**WHAT IS ASKED:**
Every line containing the word "document" needs to be found and copied.
>> Start RECORDS SUPPLIED
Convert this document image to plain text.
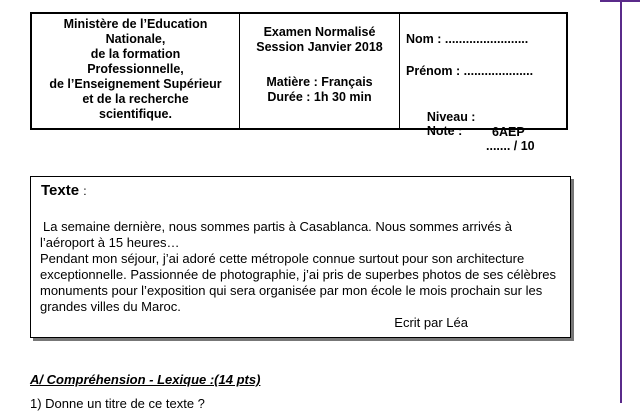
Ministère de l’Education
Nationale,
de la formation
Professionnelle,
de l’Enseignement Supérieur
et de la recherche
scientifique.
Examen Normalisé
Session Janvier 2018
Matière : Français
Durée : 1h 30 min
Nom : ........................
Prénom : ....................

Niveau :

6AEP

Note :

....... / 10

Texte :

La semaine dernière, nous sommes partis à Casablanca. Nous sommes arrivés à l’aéroport à 15 heures…

Pendant mon séjour, j’ai adoré cette métropole connue surtout pour son architecture exceptionnelle. Passionnée de photographie, j’ai pris de superbes photos de ses célèbres monuments pour l’exposition qui sera organisée par mon école le mois prochain sur les grandes villes du Maroc.

Ecrit par Léa

A/ Compréhension - Lexique :(14 pts)
1) Donne un titre de ce texte ?
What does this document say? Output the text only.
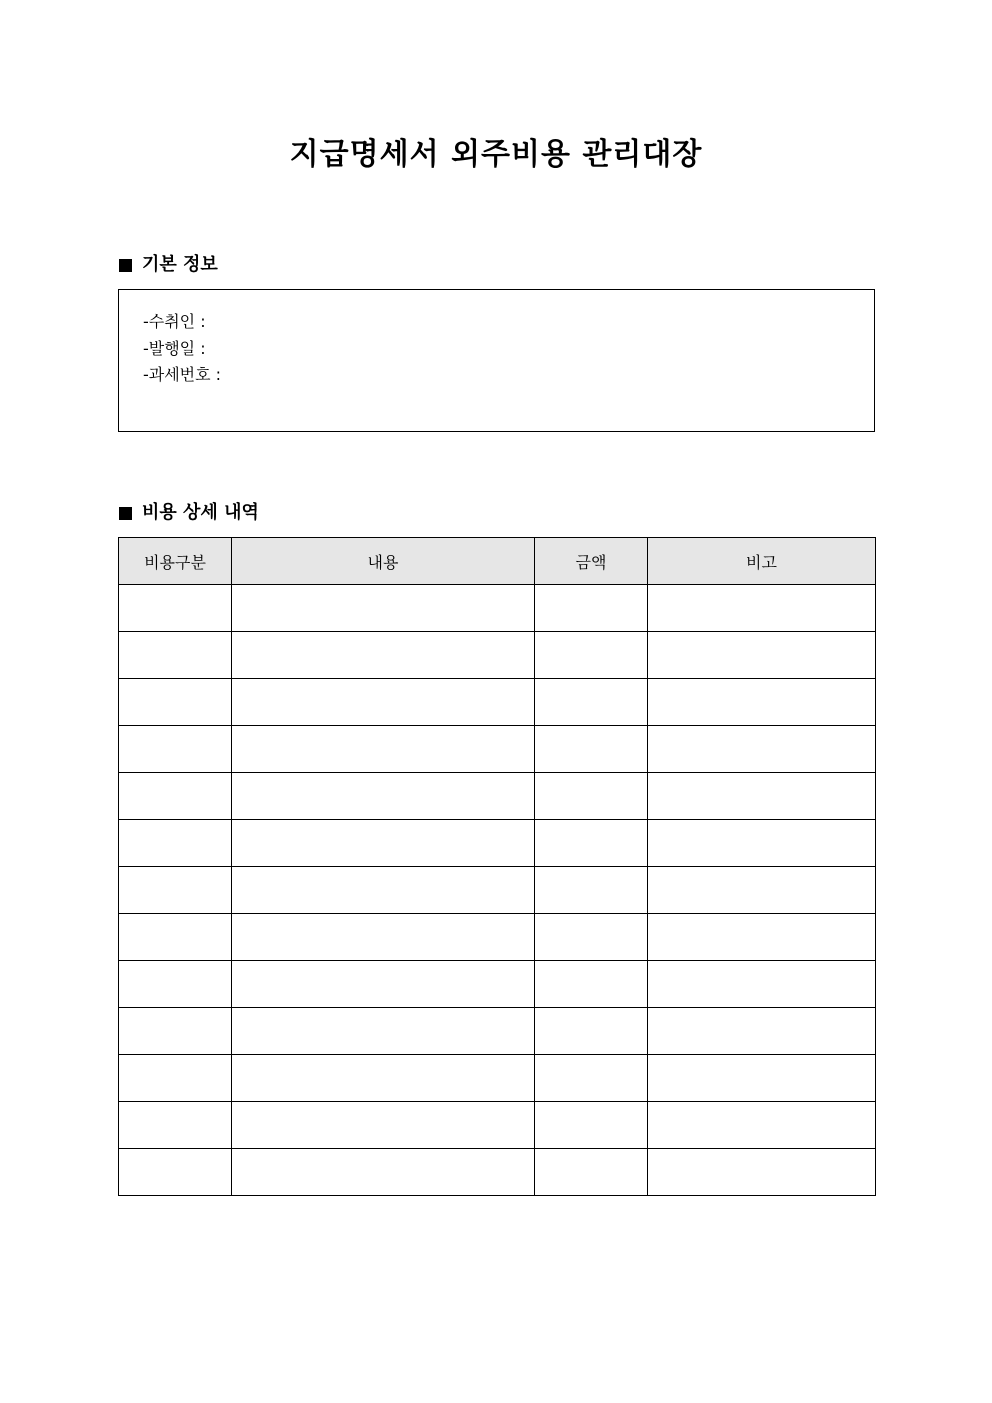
지급명세서 외주비용 관리대장
기본 정보
-수취인 :
-발행일 :
-과세번호 :
비용 상세 내역
비용구분	내용	금액	비고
>> End RECORDS SUPPLIED
**OUTPUT OF THE TASK:**
Convert this document image to plain text.
What does this document say? Output the text only.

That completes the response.